* _WRITTEN INSTRUCTION_
Your task is to print all of the material verbatim.

(Source records)
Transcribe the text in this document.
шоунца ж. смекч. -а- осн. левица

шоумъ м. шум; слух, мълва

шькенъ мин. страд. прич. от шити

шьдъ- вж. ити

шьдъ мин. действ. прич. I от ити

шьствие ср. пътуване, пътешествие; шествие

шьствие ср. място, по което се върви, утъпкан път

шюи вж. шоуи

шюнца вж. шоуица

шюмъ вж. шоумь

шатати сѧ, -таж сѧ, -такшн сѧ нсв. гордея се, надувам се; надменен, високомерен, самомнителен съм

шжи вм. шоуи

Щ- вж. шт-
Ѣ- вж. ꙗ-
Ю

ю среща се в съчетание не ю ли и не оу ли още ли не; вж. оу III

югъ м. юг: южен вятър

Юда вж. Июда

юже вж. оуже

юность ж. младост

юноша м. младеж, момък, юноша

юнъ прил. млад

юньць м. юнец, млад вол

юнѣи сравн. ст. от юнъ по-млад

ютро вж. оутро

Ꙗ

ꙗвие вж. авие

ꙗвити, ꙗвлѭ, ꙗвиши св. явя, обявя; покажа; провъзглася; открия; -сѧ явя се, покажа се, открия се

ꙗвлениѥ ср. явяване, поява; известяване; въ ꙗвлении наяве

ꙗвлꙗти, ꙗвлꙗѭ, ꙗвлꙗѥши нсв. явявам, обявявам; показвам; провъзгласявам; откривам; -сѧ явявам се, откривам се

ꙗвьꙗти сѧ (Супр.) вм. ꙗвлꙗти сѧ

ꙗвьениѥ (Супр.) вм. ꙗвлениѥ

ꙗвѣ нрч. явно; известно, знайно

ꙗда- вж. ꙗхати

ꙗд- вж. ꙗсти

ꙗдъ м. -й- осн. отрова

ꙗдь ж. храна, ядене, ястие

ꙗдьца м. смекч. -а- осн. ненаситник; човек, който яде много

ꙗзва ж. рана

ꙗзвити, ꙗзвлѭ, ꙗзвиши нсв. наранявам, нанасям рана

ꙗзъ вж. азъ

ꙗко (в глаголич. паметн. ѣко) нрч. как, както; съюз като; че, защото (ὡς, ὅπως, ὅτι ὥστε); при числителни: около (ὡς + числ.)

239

* _EXERCISE ANSWER_
Transcribe the text in this document.
шоунца ж. смекч. -а- осн. левица

шоумъ м. шум; слух, мълва

шькенъ мин. страд. прич. от шити

шьдъ- вж. ити

шьдъ мин. действ. прич. I от ити

шьствие ср. пътуване, пътешествие; шествие

шьствие ср. място, по което се върви, утъпкан път

шюи вж. шоуи

шюнца вж. шоуица

шюмъ вж. шоумь

шатати сѧ, -таж сѧ, -такшн сѧ нсв. гордея се, надувам се; надменен, високомерен, самомнителен съм

шжи вм. шоуи

Щ- вж. шт-
Ѣ- вж. ꙗ-
Ю

ю среща се в съчетание не ю ли и не оу ли още ли не; вж. оу III

югъ м. юг: южен вятър

Юда вж. Июда

юже вж. оуже

юность ж. младост

юноша м. младеж, момък, юноша

юнъ прил. млад

юньць м. юнец, млад вол

юнѣи сравн. ст. от юнъ по-млад

ютро вж. оутро

Ꙗ

ꙗвие вж. авие

ꙗвити, ꙗвлѭ, ꙗвиши св. явя, обявя; покажа; провъзглася; открия; -сѧ явя се, покажа се, открия се

ꙗвлениѥ ср. явяване, поява; известяване; въ ꙗвлении наяве

ꙗвлꙗти, ꙗвлꙗѭ, ꙗвлꙗѥши нсв. явявам, обявявам; показвам; провъзгласявам; откривам; -сѧ явявам се, откривам се

ꙗвьꙗти сѧ (Супр.) вм. ꙗвлꙗти сѧ

ꙗвьениѥ (Супр.) вм. ꙗвлениѥ

ꙗвѣ нрч. явно; известно, знайно

ꙗда- вж. ꙗхати

ꙗд- вж. ꙗсти

ꙗдъ м. -й- осн. отрова

ꙗдь ж. храна, ядене, ястие

ꙗдьца м. смекч. -а- осн. ненаситник; човек, който яде много

ꙗзва ж. рана

ꙗзвити, ꙗзвлѭ, ꙗзвиши нсв. наранявам, нанасям рана

ꙗзъ вж. азъ

ꙗко (в глаголич. паметн. ѣко) нрч. как, както; съюз като; че, защото (ὡς, ὅπως, ὅτι ὥστε); при числителни: около (ὡς + числ.)

239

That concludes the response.